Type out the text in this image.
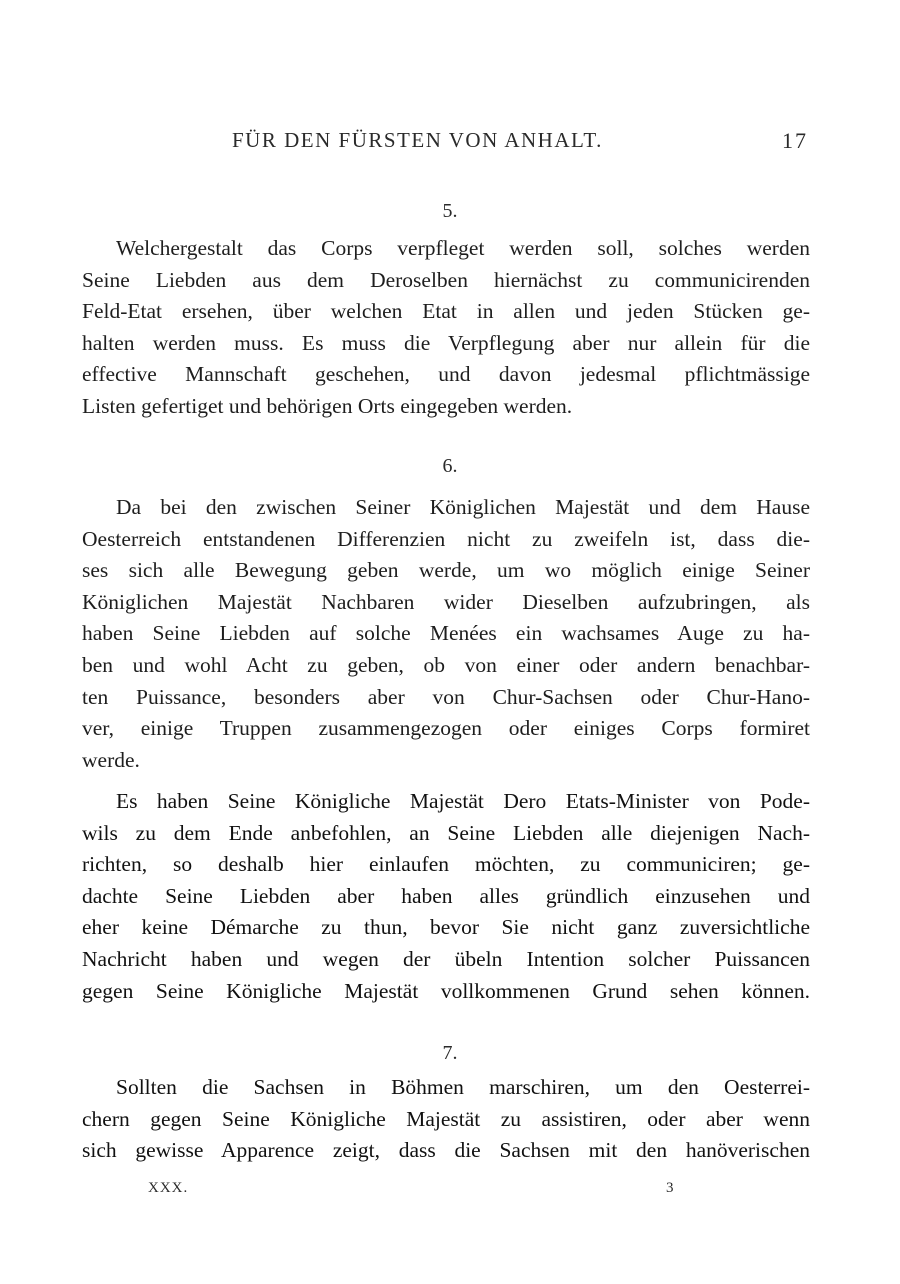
FÜR DEN FÜRSTEN VON ANHALT.	17
5.
Welchergestalt das Corps verpfleget werden soll, solches werden
Seine Liebden aus dem Deroselben hiernächst zu communicirenden
Feld-Etat ersehen, über welchen Etat in allen und jeden Stücken ge-
halten werden muss. Es muss die Verpflegung aber nur allein für die
effective Mannschaft geschehen, und davon jedesmal pflichtmässige
Listen gefertiget und behörigen Orts eingegeben werden.
6.
Da bei den zwischen Seiner Königlichen Majestät und dem Hause
Oesterreich entstandenen Differenzien nicht zu zweifeln ist, dass die-
ses sich alle Bewegung geben werde, um wo möglich einige Seiner
Königlichen Majestät Nachbaren wider Dieselben aufzubringen, als
haben Seine Liebden auf solche Menées ein wachsames Auge zu ha-
ben und wohl Acht zu geben, ob von einer oder andern benachbar-
ten Puissance, besonders aber von Chur-Sachsen oder Chur-Hano-
ver, einige Truppen zusammengezogen oder einiges Corps formiret
werde.
Es haben Seine Königliche Majestät Dero Etats-Minister von Pode-
wils zu dem Ende anbefohlen, an Seine Liebden alle diejenigen Nach-
richten, so deshalb hier einlaufen möchten, zu communiciren; ge-
dachte Seine Liebden aber haben alles gründlich einzusehen und
eher keine Démarche zu thun, bevor Sie nicht ganz zuversichtliche
Nachricht haben und wegen der übeln Intention solcher Puissancen
gegen Seine Königliche Majestät vollkommenen Grund sehen können.
7.
Sollten die Sachsen in Böhmen marschiren, um den Oesterrei-
chern gegen Seine Königliche Majestät zu assistiren, oder aber wenn
sich gewisse Apparence zeigt, dass die Sachsen mit den hanöverischen
XXX.	3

┄┄┄┄┄┄┄┄┄┄

** PROBLEM REQUIREMENTS **
Repeat the material above verbatim. Leave the pictures behind.

** TASK OUTPUT **
Type out the text in this image.
FÜR DEN FÜRSTEN VON ANHALT.	17
5.
Welchergestalt das Corps verpfleget werden soll, solches werden
Seine Liebden aus dem Deroselben hiernächst zu communicirenden
Feld-Etat ersehen, über welchen Etat in allen und jeden Stücken ge-
halten werden muss. Es muss die Verpflegung aber nur allein für die
effective Mannschaft geschehen, und davon jedesmal pflichtmässige
Listen gefertiget und behörigen Orts eingegeben werden.
6.
Da bei den zwischen Seiner Königlichen Majestät und dem Hause
Oesterreich entstandenen Differenzien nicht zu zweifeln ist, dass die-
ses sich alle Bewegung geben werde, um wo möglich einige Seiner
Königlichen Majestät Nachbaren wider Dieselben aufzubringen, als
haben Seine Liebden auf solche Menées ein wachsames Auge zu ha-
ben und wohl Acht zu geben, ob von einer oder andern benachbar-
ten Puissance, besonders aber von Chur-Sachsen oder Chur-Hano-
ver, einige Truppen zusammengezogen oder einiges Corps formiret
werde.
Es haben Seine Königliche Majestät Dero Etats-Minister von Pode-
wils zu dem Ende anbefohlen, an Seine Liebden alle diejenigen Nach-
richten, so deshalb hier einlaufen möchten, zu communiciren; ge-
dachte Seine Liebden aber haben alles gründlich einzusehen und
eher keine Démarche zu thun, bevor Sie nicht ganz zuversichtliche
Nachricht haben und wegen der übeln Intention solcher Puissancen
gegen Seine Königliche Majestät vollkommenen Grund sehen können.
7.
Sollten die Sachsen in Böhmen marschiren, um den Oesterrei-
chern gegen Seine Königliche Majestät zu assistiren, oder aber wenn
sich gewisse Apparence zeigt, dass die Sachsen mit den hanöverischen
XXX.	3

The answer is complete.